=== Written exercise ===
Note how many lines hold the string "伴随着生理变化" and give that number without any other words.

=== Listing ===

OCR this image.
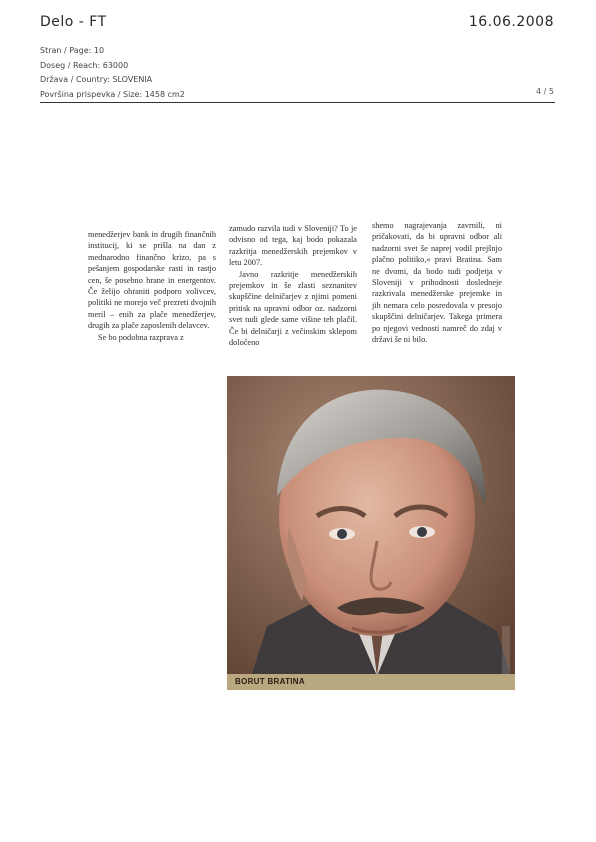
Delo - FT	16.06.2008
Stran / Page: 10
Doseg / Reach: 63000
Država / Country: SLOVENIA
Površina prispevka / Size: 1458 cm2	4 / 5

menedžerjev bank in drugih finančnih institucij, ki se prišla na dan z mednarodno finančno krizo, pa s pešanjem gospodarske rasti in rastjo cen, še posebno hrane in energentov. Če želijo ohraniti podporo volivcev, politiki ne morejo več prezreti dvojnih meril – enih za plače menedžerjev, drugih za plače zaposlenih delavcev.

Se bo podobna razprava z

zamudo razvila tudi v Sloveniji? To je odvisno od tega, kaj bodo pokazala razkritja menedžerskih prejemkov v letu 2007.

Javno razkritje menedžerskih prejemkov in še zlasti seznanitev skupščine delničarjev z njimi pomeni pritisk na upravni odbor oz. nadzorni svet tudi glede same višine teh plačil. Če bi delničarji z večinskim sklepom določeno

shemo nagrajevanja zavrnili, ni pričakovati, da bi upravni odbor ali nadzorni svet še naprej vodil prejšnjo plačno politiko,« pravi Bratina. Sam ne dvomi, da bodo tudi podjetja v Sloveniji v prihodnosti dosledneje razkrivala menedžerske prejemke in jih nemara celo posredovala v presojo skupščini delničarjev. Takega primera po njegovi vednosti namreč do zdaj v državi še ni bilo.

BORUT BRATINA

---

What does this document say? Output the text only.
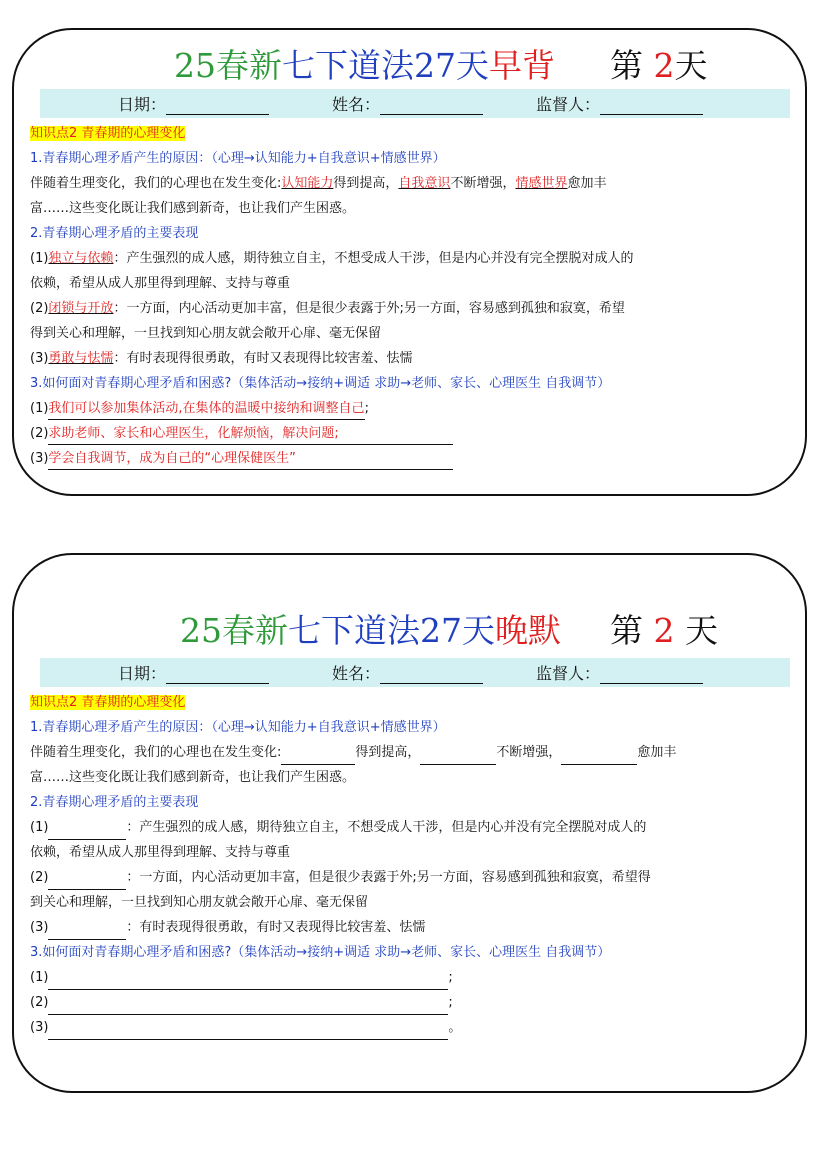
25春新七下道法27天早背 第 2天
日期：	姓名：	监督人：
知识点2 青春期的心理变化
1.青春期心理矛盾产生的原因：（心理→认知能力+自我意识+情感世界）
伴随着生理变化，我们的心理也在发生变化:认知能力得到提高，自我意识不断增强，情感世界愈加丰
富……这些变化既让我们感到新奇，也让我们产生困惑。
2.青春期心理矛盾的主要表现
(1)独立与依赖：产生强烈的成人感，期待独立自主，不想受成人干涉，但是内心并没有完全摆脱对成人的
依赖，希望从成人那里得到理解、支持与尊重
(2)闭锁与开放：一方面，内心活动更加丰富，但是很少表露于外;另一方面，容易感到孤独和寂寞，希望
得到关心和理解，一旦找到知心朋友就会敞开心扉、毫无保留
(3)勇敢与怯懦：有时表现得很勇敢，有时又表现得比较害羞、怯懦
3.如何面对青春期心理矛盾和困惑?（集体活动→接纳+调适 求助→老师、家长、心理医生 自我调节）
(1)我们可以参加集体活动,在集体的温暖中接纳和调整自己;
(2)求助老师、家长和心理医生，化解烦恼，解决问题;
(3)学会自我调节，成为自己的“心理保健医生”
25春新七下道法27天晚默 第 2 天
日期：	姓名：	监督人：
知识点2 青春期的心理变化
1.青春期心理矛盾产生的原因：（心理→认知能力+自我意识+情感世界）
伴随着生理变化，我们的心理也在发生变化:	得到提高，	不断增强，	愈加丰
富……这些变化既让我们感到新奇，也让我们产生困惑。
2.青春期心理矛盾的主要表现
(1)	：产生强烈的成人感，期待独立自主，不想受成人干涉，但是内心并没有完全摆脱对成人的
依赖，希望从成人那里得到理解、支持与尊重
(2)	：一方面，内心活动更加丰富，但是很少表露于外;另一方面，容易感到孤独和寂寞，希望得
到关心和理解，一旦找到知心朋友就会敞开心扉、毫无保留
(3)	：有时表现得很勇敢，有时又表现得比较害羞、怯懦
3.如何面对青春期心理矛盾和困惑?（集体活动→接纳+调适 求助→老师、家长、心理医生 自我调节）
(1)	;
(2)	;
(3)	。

* * *

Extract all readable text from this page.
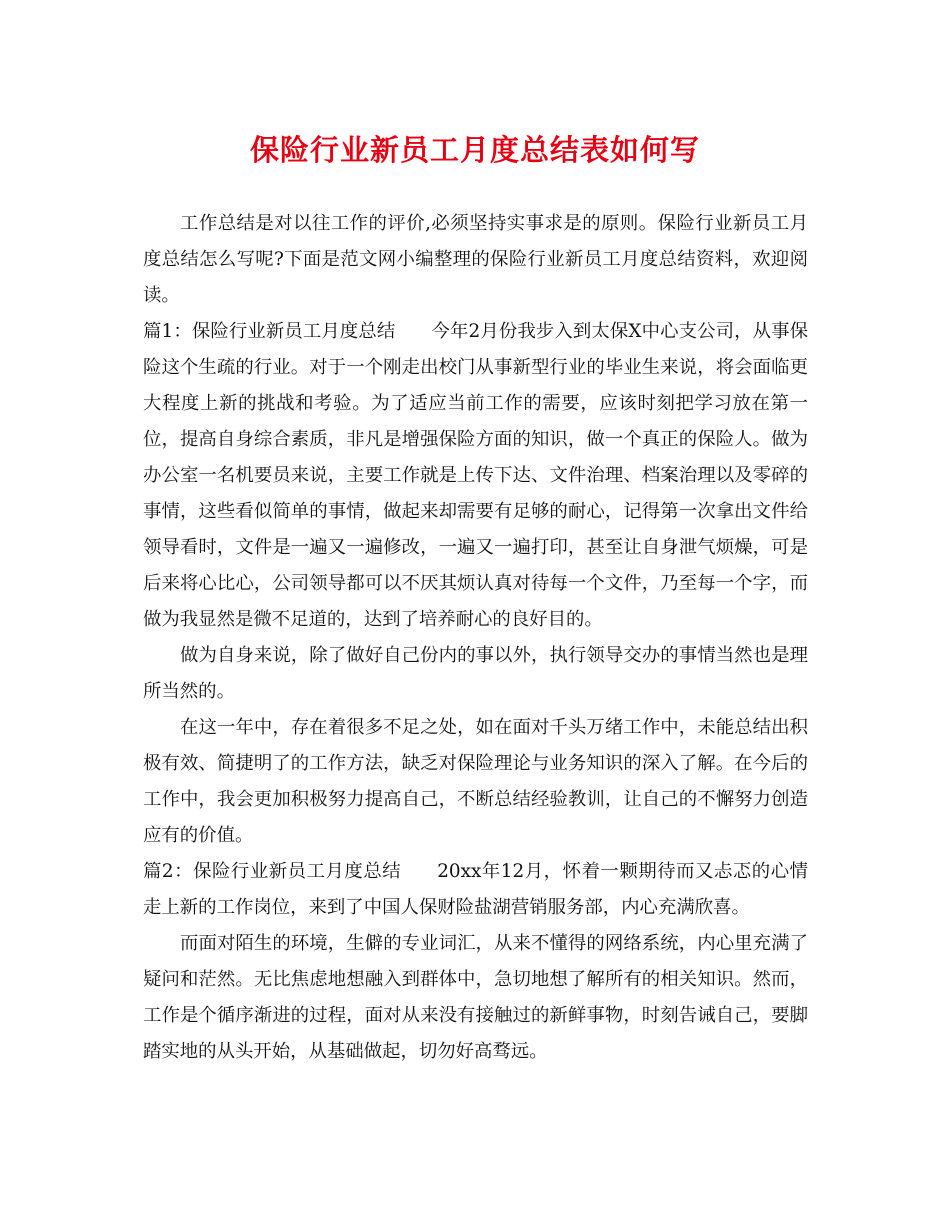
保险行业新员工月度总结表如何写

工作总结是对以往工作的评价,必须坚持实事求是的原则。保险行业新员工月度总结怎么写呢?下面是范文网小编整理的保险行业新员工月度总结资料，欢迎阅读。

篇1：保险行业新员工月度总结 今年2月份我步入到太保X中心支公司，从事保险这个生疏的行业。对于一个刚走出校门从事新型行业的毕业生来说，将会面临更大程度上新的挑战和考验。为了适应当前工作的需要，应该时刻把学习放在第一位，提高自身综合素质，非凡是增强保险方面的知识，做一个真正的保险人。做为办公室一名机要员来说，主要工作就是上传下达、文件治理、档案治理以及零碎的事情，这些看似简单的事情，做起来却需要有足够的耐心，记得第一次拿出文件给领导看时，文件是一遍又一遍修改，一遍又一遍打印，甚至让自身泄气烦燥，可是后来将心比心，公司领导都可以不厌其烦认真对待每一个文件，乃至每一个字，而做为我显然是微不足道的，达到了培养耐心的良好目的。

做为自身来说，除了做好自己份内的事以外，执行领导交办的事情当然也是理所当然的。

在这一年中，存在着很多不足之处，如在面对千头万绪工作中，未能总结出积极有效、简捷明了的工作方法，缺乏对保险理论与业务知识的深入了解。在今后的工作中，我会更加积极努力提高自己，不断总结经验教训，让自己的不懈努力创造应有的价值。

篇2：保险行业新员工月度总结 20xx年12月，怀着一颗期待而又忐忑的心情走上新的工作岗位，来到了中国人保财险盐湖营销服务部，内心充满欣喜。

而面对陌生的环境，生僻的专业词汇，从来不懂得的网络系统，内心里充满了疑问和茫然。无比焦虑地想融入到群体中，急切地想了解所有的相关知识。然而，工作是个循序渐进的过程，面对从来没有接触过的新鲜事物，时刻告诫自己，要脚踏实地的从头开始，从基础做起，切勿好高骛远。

=== Written reply ===
2